SELECTED EXCERPT —
┄┄┄┄┄┄┄┄┄┄┄┄┄┄┄┄┄┄┄┄
When traditional missionary boards refused to send single women to the field, women who had an obvious passion to share Christ with the lost, thousands of these newly-energized women formed volunteer fund-raising organizations like the “Cent Societies” (in which members donated one cent per week for their charitable purpose-a penny acquired by doing without some small “extravagance” like tea or coffee or a fancy dress)1. They formed over 100,000 women missionary societies within local churches and raised funds and prayers. But they went beyond fund-raising and prayer and organized their own mission boards and built women’s colleges in order to train women missionaries.

By 1900, over 40 denominational women’s societies existed, with over three million active women raising funds to build hospitals and schools around the world, paying the salaries of indigenous female evangelists, and sending single women as missionary doctors, teachers, and evangelists. By the early decades of the 20th Century, the women’s missionary movement had become the largest women’s movement in the United States, and women outnumbered men on the mission field by a ratio of more than two to one.2

Missionary sewing class in Japan, 1925-1926
Dr. Ralph Winter, instigator of the modern “unreached peoples” movement and founder of the U.S. Center for World Mission, says he believes the strong missions movement of the early 20th century was built on the sacrificial giving and prayers of these women.

But, said Lutz, “these boards were persuaded to combine with the denominational boards in the 1920s and 30s,” and “women lost their opportunity to direct the work.” Over a brief period of time, men took over leadership of the boards women had competently run for more than thirty years. And while, no doubt, certain aspects of this take-over had valid and godly goals (for example, the women’s efforts were less focused on church-planting, say, than were the denominational boards), the denominational boards wanted control of the money the women collected and the power to decide the direction of the agencies.

Lucy Webb Hayes Bible School and Deaconess Home, Washington, DC, 1891
And as the women were moved out of the leadership roles they had fulfilled so long, they also tragically lost their passion and drive for missions. All the women who had once worked so hard and sacrificed so much to support “their” societies disappeared. Few vital, denominational-level women’s missionary societies still exist. Indeed, you will be hard-pressed to find many such agencies today.

Why Does It Matter?

I look at this history and wonder.

The homeschooling movement, obviously, has succeeded as men and women, husbands and wives have worked together. Our earliest forebears in the movement—usually the men, the husbands—went to jail in order to win us the right to teach our children at home.
┄┄┄┄┄┄┄┄┄┄┄┄┄┄┄┄┄┄┄┄
Document understanding data —
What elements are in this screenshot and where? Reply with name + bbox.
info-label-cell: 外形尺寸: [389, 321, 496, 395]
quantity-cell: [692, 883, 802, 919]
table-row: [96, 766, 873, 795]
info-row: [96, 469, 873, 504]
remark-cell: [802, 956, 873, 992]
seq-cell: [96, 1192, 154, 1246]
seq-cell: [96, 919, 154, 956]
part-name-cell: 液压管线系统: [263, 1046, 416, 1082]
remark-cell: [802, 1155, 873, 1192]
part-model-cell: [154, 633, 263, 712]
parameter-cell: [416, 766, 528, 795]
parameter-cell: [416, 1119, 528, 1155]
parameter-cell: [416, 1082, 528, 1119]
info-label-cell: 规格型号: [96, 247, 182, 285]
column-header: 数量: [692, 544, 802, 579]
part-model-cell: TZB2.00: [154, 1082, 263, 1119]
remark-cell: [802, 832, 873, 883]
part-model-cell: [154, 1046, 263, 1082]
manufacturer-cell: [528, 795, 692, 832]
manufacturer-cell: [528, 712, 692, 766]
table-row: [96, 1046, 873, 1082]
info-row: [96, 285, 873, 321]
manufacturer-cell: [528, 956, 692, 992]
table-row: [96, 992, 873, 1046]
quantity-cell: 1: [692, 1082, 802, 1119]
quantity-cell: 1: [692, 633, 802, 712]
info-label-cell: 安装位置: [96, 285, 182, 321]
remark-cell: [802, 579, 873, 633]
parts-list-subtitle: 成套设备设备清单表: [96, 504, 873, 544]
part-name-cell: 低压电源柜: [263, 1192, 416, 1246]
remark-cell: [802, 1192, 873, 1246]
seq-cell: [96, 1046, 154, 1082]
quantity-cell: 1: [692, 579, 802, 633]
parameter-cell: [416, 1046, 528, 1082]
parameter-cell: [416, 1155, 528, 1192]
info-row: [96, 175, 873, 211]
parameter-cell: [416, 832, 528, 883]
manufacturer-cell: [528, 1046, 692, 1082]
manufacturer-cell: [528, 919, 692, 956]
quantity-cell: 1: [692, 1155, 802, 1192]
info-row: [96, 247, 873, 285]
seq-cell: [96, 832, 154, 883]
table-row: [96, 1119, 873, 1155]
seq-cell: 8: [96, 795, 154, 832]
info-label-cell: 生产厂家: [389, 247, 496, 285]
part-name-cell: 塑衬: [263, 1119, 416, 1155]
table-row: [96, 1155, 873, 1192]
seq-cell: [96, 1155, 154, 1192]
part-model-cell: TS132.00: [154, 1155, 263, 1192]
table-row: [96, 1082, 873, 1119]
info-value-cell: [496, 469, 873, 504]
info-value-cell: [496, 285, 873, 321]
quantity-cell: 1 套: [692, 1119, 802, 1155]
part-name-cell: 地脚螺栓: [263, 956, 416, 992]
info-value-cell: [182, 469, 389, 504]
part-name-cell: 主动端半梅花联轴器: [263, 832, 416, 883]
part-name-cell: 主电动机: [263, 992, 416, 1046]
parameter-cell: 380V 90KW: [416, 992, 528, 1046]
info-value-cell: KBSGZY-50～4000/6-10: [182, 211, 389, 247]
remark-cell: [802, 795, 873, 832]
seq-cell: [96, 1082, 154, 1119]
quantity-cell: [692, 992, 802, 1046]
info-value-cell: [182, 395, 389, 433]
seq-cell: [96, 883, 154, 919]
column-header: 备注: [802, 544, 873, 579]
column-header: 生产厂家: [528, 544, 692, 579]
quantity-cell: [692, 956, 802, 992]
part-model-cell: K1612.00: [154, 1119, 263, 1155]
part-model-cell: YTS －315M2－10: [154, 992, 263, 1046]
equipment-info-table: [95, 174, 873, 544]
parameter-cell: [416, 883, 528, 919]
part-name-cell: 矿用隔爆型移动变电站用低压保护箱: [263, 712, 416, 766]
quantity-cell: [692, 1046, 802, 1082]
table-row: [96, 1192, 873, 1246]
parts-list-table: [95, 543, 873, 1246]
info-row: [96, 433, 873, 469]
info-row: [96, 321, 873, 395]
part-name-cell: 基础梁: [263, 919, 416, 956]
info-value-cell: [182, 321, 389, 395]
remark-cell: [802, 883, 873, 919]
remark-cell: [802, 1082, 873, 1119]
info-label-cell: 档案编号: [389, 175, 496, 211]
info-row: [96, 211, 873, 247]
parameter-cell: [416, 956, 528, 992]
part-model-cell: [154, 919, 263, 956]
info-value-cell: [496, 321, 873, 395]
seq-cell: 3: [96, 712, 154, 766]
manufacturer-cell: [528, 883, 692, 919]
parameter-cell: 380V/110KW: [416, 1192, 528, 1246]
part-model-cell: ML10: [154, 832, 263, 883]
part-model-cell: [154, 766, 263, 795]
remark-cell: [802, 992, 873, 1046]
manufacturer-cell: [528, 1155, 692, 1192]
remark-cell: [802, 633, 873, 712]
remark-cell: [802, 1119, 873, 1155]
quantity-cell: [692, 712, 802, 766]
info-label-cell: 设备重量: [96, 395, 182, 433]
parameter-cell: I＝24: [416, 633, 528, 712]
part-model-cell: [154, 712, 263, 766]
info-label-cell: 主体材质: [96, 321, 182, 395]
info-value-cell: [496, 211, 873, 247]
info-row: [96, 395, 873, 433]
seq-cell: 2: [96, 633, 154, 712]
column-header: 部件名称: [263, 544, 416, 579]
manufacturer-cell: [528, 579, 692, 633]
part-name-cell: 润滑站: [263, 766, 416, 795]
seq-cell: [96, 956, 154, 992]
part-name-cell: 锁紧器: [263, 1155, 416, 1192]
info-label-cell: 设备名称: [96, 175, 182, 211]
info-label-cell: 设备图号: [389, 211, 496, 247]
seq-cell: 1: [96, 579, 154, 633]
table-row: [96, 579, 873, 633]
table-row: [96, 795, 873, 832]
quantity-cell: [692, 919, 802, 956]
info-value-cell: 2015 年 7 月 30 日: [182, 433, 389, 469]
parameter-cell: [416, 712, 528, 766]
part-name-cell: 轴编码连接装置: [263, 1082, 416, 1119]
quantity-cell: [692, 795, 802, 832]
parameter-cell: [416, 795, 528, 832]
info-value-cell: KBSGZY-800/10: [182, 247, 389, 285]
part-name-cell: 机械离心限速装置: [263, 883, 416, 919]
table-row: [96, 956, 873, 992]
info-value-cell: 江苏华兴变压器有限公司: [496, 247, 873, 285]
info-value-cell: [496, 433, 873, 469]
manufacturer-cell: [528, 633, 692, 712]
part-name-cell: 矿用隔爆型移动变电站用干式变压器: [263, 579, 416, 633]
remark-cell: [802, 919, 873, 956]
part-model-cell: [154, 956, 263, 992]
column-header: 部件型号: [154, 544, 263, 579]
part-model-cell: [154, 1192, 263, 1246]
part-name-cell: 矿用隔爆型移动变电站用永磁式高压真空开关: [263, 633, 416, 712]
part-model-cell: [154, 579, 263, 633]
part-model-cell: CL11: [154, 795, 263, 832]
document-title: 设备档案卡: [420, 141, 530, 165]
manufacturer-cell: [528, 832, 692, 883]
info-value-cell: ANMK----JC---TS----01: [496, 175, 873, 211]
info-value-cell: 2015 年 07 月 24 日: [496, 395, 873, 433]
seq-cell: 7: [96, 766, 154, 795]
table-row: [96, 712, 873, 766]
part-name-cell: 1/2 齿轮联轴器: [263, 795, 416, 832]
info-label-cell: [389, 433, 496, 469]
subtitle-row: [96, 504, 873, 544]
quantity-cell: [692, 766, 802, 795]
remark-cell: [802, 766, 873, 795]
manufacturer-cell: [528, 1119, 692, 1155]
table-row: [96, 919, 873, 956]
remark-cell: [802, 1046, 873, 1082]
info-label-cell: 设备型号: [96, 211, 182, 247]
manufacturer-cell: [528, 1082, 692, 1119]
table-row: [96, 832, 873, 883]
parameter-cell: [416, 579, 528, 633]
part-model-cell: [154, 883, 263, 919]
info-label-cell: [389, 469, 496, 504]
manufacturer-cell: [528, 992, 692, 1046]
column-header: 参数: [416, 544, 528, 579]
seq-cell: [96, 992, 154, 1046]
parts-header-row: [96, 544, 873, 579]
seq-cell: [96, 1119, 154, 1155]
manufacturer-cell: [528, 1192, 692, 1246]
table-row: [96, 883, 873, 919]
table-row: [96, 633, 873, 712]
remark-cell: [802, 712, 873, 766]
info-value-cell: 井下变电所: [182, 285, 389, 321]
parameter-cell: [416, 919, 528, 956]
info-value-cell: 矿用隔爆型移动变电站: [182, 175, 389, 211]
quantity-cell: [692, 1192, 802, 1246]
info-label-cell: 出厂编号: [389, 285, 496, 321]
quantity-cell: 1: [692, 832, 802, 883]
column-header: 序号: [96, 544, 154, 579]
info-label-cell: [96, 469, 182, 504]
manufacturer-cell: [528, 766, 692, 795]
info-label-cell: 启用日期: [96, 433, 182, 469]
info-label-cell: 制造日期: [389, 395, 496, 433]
┄┄┄┄┄┄┄┄┄┄┄┄┄┄┄┄┄┄┄┄
APPLY WHAT YOU READ —
[1] According to the passage on women's missionary societies, how many denominational women's societies existed by 1900?
[2] In the passage on women's missionary societies, write out the stretch from "By 1900, over" through "of these women." again, swapping "teachers" out for "nurses".

EXPECTED RESPONSES —
[1] Over 40.

[2]
By 1900, over 40 denominational women’s societies existed, with over three million active women raising funds to build hospitals and schools around the world, paying the salaries of indigenous female evangelists, and sending single women as missionary doctors, nurses, and evangelists. By the early decades of the 20th Century, the women’s missionary movement had become the largest women’s movement in the United States, and women outnumbered men on the mission field by a ratio of more than two to one.2

Missionary sewing class in Japan, 1925-1926
Dr. Ralph Winter, instigator of the modern “unreached peoples” movement and founder of the U.S. Center for World Mission, says he believes the strong missions movement of the early 20th century was built on the sacrificial giving and prayers of these women.